**The problem**: Here are some entries; quote each one exactly.

**Source material**:
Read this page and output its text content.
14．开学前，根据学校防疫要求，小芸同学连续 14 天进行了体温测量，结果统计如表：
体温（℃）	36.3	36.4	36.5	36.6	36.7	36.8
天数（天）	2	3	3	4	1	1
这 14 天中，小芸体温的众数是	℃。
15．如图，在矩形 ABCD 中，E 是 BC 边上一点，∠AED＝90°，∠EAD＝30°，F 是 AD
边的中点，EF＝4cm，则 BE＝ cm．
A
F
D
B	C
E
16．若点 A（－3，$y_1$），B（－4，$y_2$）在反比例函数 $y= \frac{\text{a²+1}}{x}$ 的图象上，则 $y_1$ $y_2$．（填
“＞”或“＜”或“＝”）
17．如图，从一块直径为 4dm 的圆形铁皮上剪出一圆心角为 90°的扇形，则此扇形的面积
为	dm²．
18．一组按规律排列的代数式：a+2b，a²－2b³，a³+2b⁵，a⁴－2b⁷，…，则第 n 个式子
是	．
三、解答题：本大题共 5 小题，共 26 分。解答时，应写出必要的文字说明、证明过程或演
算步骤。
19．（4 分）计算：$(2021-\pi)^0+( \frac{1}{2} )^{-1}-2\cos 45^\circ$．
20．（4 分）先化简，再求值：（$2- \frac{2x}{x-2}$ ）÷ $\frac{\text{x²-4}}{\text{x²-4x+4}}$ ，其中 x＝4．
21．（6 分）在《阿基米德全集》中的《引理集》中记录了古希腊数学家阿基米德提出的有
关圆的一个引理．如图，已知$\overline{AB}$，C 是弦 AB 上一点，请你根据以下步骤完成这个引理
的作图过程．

**Result of the exercise**:
Read this page and output its text content.
14．开学前，根据学校防疫要求，小芸同学连续 14 天进行了体温测量，结果统计如表：
体温（℃）	36.3	36.4	36.5	36.6	36.7	36.8
天数（天）	2	3	3	4	1	1
这 14 天中，小芸体温的众数是	℃。
15．如图，在矩形 ABCD 中，E 是 BC 边上一点，∠AED＝90°，∠EAD＝30°，F 是 AD
边的中点，EF＝4cm，则 BE＝ cm．
A
F
D
B	C
E
16．若点 A（－3，$y_1$），B（－4，$y_2$）在反比例函数 $y= \frac{\text{a²+1}}{x}$ 的图象上，则 $y_1$ $y_2$．（填
“＞”或“＜”或“＝”）
17．如图，从一块直径为 4dm 的圆形铁皮上剪出一圆心角为 90°的扇形，则此扇形的面积
为	dm²．
18．一组按规律排列的代数式：a+2b，a²－2b³，a³+2b⁵，a⁴－2b⁷，…，则第 n 个式子
是	．
三、解答题：本大题共 5 小题，共 26 分。解答时，应写出必要的文字说明、证明过程或演
算步骤。
19．（4 分）计算：$(2021-\pi)^0+( \frac{1}{2} )^{-1}-2\cos 45^\circ$．
20．（4 分）先化简，再求值：（$2- \frac{2x}{x-2}$ ）÷ $\frac{\text{x²-4}}{\text{x²-4x+4}}$ ，其中 x＝4．
21．（6 分）在《阿基米德全集》中的《引理集》中记录了古希腊数学家阿基米德提出的有
关圆的一个引理．如图，已知$\overline{AB}$，C 是弦 AB 上一点，请你根据以下步骤完成这个引理
的作图过程．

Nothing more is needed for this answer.